▶ _SOURCE DATA_
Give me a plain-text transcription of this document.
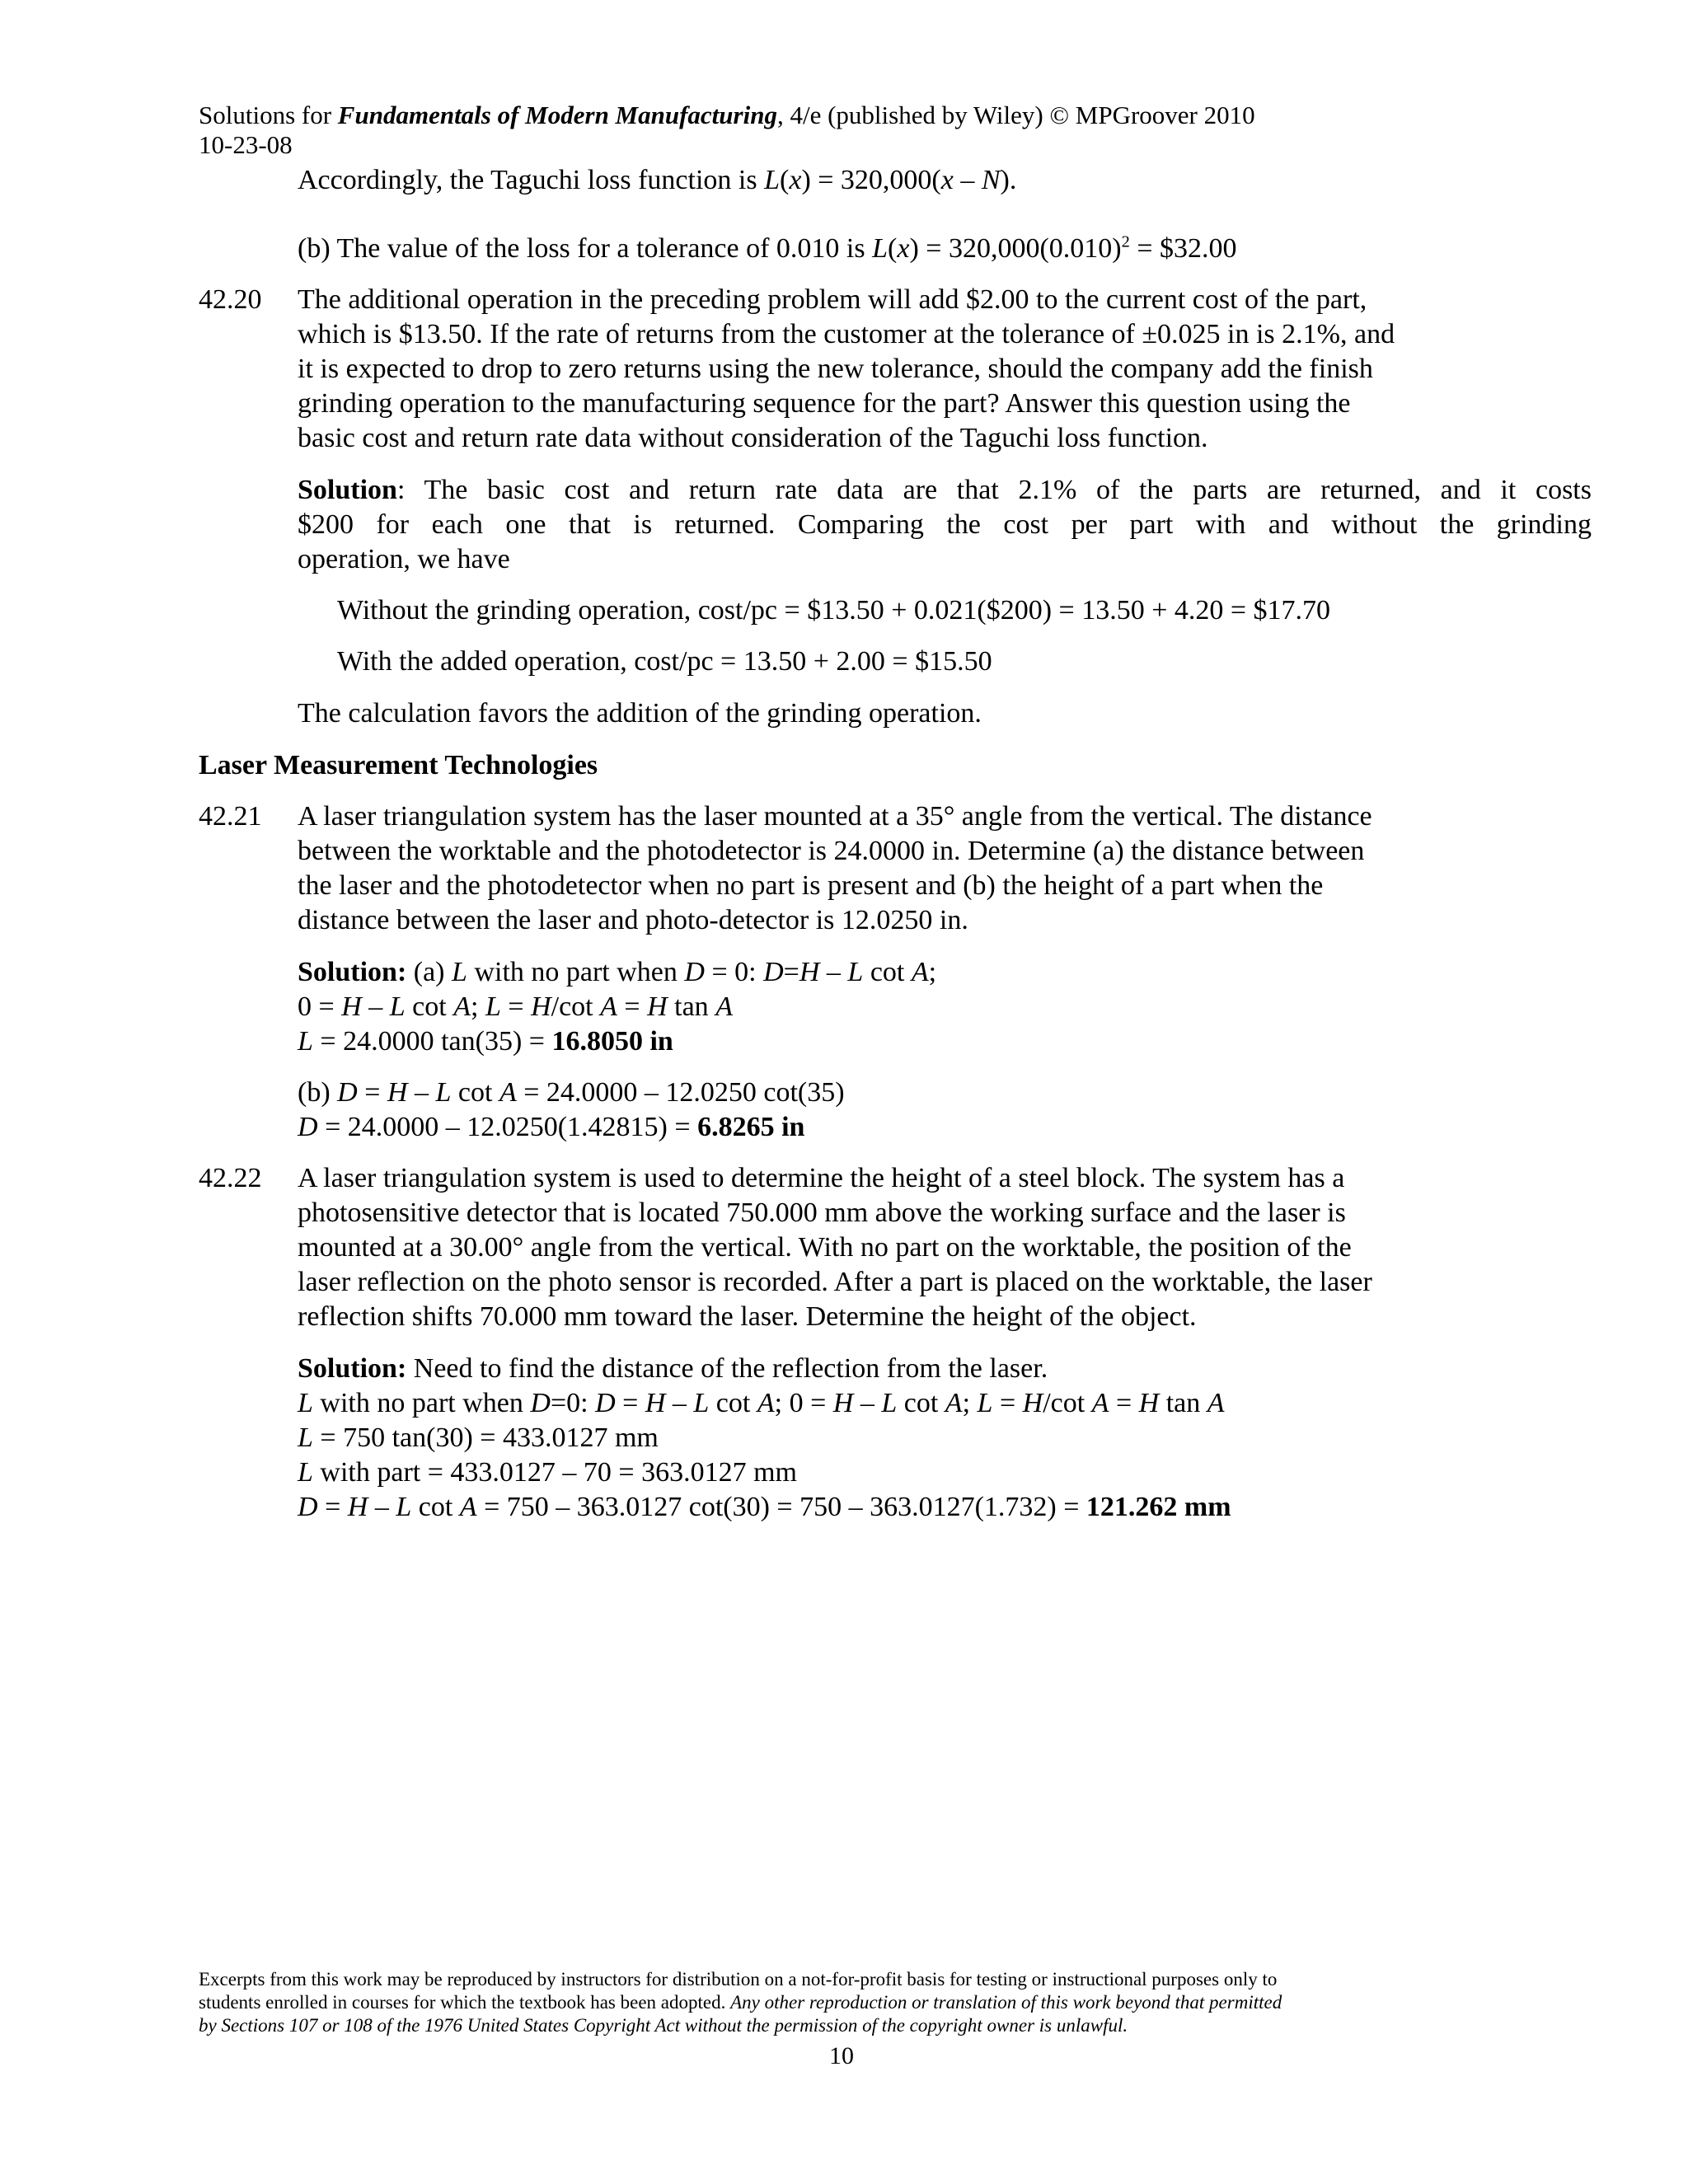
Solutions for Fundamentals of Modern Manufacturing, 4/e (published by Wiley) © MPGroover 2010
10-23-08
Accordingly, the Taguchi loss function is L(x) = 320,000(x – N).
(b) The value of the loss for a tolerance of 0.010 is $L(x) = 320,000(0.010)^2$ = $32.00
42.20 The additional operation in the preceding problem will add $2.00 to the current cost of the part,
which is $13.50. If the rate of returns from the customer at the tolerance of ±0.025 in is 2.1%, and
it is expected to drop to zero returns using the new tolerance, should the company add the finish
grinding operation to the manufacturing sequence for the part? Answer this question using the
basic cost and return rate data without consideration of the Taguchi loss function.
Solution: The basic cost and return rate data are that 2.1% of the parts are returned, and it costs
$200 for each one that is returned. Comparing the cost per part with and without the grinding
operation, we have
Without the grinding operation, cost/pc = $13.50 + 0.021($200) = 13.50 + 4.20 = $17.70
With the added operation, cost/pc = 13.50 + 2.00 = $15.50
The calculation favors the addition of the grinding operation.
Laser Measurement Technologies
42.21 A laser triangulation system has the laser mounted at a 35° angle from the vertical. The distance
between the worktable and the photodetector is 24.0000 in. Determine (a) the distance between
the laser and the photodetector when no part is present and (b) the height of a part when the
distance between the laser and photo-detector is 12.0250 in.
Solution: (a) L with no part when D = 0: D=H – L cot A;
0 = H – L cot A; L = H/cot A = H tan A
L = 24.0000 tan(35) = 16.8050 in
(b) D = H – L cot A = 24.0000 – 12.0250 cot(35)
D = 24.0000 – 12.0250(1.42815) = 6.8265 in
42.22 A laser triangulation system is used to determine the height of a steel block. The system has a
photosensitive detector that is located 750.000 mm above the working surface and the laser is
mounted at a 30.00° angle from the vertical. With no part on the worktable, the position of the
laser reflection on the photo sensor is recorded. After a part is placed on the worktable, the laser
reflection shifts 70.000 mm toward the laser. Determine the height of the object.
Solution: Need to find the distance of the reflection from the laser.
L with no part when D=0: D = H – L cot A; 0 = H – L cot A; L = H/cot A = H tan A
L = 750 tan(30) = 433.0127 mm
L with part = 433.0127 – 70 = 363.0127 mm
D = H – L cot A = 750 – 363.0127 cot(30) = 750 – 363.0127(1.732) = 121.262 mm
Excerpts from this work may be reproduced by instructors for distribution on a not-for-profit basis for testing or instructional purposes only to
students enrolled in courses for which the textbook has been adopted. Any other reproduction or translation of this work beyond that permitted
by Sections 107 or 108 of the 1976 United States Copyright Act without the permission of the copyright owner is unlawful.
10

▶ _AIM_
Word for word, quote the full listing, omitting every picture.

▶ _SOLVED PROBLEM_
Give me a plain-text transcription of this document.
Solutions for Fundamentals of Modern Manufacturing, 4/e (published by Wiley) © MPGroover 2010
10-23-08
Accordingly, the Taguchi loss function is L(x) = 320,000(x – N).
(b) The value of the loss for a tolerance of 0.010 is $L(x) = 320,000(0.010)^2$ = $32.00
42.20 The additional operation in the preceding problem will add $2.00 to the current cost of the part,
which is $13.50. If the rate of returns from the customer at the tolerance of ±0.025 in is 2.1%, and
it is expected to drop to zero returns using the new tolerance, should the company add the finish
grinding operation to the manufacturing sequence for the part? Answer this question using the
basic cost and return rate data without consideration of the Taguchi loss function.
Solution: The basic cost and return rate data are that 2.1% of the parts are returned, and it costs
$200 for each one that is returned. Comparing the cost per part with and without the grinding
operation, we have
Without the grinding operation, cost/pc = $13.50 + 0.021($200) = 13.50 + 4.20 = $17.70
With the added operation, cost/pc = 13.50 + 2.00 = $15.50
The calculation favors the addition of the grinding operation.
Laser Measurement Technologies
42.21 A laser triangulation system has the laser mounted at a 35° angle from the vertical. The distance
between the worktable and the photodetector is 24.0000 in. Determine (a) the distance between
the laser and the photodetector when no part is present and (b) the height of a part when the
distance between the laser and photo-detector is 12.0250 in.
Solution: (a) L with no part when D = 0: D=H – L cot A;
0 = H – L cot A; L = H/cot A = H tan A
L = 24.0000 tan(35) = 16.8050 in
(b) D = H – L cot A = 24.0000 – 12.0250 cot(35)
D = 24.0000 – 12.0250(1.42815) = 6.8265 in
42.22 A laser triangulation system is used to determine the height of a steel block. The system has a
photosensitive detector that is located 750.000 mm above the working surface and the laser is
mounted at a 30.00° angle from the vertical. With no part on the worktable, the position of the
laser reflection on the photo sensor is recorded. After a part is placed on the worktable, the laser
reflection shifts 70.000 mm toward the laser. Determine the height of the object.
Solution: Need to find the distance of the reflection from the laser.
L with no part when D=0: D = H – L cot A; 0 = H – L cot A; L = H/cot A = H tan A
L = 750 tan(30) = 433.0127 mm
L with part = 433.0127 – 70 = 363.0127 mm
D = H – L cot A = 750 – 363.0127 cot(30) = 750 – 363.0127(1.732) = 121.262 mm
Excerpts from this work may be reproduced by instructors for distribution on a not-for-profit basis for testing or instructional purposes only to
students enrolled in courses for which the textbook has been adopted. Any other reproduction or translation of this work beyond that permitted
by Sections 107 or 108 of the 1976 United States Copyright Act without the permission of the copyright owner is unlawful.
10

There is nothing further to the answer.